Lines containing the word "JSON" are the ones to copy from the records below.
::: Task data
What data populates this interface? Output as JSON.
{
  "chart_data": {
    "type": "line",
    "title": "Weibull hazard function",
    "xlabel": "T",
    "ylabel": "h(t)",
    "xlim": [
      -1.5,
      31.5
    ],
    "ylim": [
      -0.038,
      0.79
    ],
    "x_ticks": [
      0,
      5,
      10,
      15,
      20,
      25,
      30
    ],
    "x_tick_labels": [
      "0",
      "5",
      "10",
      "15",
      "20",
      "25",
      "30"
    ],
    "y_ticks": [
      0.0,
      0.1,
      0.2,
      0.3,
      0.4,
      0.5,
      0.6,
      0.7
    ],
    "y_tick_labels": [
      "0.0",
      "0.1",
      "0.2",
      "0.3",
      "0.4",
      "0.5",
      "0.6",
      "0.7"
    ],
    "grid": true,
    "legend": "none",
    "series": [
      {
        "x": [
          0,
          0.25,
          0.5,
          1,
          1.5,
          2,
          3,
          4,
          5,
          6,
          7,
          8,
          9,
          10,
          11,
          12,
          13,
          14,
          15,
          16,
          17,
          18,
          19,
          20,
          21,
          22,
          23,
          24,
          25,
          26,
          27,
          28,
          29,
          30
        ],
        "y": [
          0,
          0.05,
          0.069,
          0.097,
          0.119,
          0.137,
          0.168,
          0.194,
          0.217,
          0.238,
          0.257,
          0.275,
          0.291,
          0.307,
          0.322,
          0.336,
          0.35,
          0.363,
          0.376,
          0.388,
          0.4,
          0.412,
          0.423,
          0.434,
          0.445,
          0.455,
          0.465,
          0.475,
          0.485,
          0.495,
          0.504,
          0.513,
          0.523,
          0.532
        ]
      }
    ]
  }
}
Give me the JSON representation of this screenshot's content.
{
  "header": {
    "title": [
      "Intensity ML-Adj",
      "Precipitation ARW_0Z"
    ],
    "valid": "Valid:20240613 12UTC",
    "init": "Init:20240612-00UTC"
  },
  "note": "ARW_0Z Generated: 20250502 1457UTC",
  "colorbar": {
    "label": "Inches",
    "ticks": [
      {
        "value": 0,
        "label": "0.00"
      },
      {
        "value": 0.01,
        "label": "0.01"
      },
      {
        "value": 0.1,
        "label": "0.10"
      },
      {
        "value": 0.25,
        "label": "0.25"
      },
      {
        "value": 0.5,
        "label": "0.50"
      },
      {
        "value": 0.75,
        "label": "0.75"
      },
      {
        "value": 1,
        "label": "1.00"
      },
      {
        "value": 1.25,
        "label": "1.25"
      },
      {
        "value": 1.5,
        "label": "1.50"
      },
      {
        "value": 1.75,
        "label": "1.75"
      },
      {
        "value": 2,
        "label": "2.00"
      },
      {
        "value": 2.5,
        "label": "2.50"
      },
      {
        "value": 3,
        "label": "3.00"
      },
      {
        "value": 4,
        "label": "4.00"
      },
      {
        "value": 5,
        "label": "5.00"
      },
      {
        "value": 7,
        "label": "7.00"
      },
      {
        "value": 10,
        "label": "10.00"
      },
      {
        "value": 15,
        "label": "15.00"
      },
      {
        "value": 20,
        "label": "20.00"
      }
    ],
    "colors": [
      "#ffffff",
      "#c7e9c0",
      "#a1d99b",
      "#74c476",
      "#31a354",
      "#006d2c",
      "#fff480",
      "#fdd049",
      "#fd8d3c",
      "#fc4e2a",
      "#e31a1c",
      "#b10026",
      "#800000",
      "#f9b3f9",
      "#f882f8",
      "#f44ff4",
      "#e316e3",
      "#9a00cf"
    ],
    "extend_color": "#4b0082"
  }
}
::::::
(Answer to the exercise)
What data populates this interface? Output as JSON.
Give me the JSON representation of this screenshot's content.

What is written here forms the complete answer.